Problem => Check each line of the records below and collect those holding "Arcseconds".

Supplied material =>
— start —

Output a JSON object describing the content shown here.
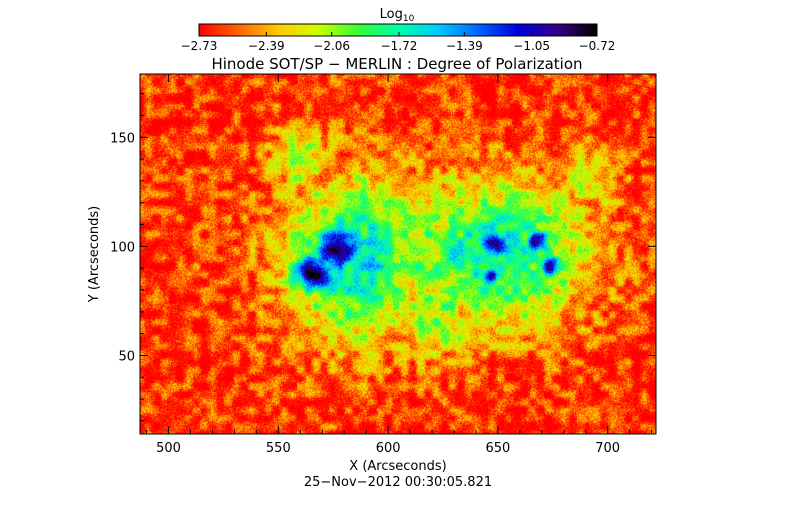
{
  "chart_data": {
    "type": "heatmap",
    "title": "Hinode SOT/SP − MERLIN : Degree of Polarization",
    "xlabel": "X (Arcseconds)",
    "ylabel": "Y (Arcseconds)",
    "timestamp": "25−Nov−2012 00:30:05.821",
    "xlim": [
      487,
      722
    ],
    "ylim": [
      14,
      179
    ],
    "x_ticks": [
      {
        "value": 500,
        "label": "500"
      },
      {
        "value": 550,
        "label": "550"
      },
      {
        "value": 600,
        "label": "600"
      },
      {
        "value": 650,
        "label": "650"
      },
      {
        "value": 700,
        "label": "700"
      }
    ],
    "y_ticks": [
      {
        "value": 50,
        "label": "50"
      },
      {
        "value": 100,
        "label": "100"
      },
      {
        "value": 150,
        "label": "150"
      }
    ],
    "colorbar": {
      "label_main": "Log",
      "label_sub": "10",
      "range": [
        -2.73,
        -0.72
      ],
      "tick_labels": [
        "−2.73",
        "−2.39",
        "−2.06",
        "−1.72",
        "−1.39",
        "−1.05",
        "−0.72"
      ],
      "tick_values": [
        -2.73,
        -2.39,
        -2.06,
        -1.72,
        -1.39,
        -1.05,
        -0.72
      ],
      "colors": [
        "#ff0000",
        "#ff6600",
        "#ffcc00",
        "#ccff00",
        "#33ff33",
        "#00ffaa",
        "#00ccff",
        "#0066ff",
        "#0000dd",
        "#330088",
        "#000000"
      ]
    },
    "background_level": -2.65,
    "features": [
      {
        "x": 566,
        "y": 88,
        "sx": 8,
        "sy": 7,
        "level": -0.85
      },
      {
        "x": 577,
        "y": 99,
        "sx": 9,
        "sy": 8,
        "level": -0.88
      },
      {
        "x": 648,
        "y": 101,
        "sx": 6,
        "sy": 6,
        "level": -0.95
      },
      {
        "x": 668,
        "y": 102,
        "sx": 4.5,
        "sy": 4.5,
        "level": -1.0
      },
      {
        "x": 674,
        "y": 91,
        "sx": 4,
        "sy": 4,
        "level": -1.02
      },
      {
        "x": 646,
        "y": 86,
        "sx": 4,
        "sy": 4,
        "level": -1.05
      },
      {
        "x": 585,
        "y": 95,
        "sx": 24,
        "sy": 26,
        "level": -1.6
      },
      {
        "x": 648,
        "y": 97,
        "sx": 30,
        "sy": 24,
        "level": -1.65
      },
      {
        "x": 614,
        "y": 100,
        "sx": 20,
        "sy": 22,
        "level": -1.95
      },
      {
        "x": 622,
        "y": 70,
        "sx": 14,
        "sy": 16,
        "level": -2.0
      },
      {
        "x": 560,
        "y": 140,
        "sx": 10,
        "sy": 12,
        "level": -2.1
      },
      {
        "x": 690,
        "y": 130,
        "sx": 12,
        "sy": 10,
        "level": -2.2
      }
    ]
  }
}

— end —

The solution =>
    "xlabel": "X (Arcseconds)",
    "ylabel": "Y (Arcseconds)",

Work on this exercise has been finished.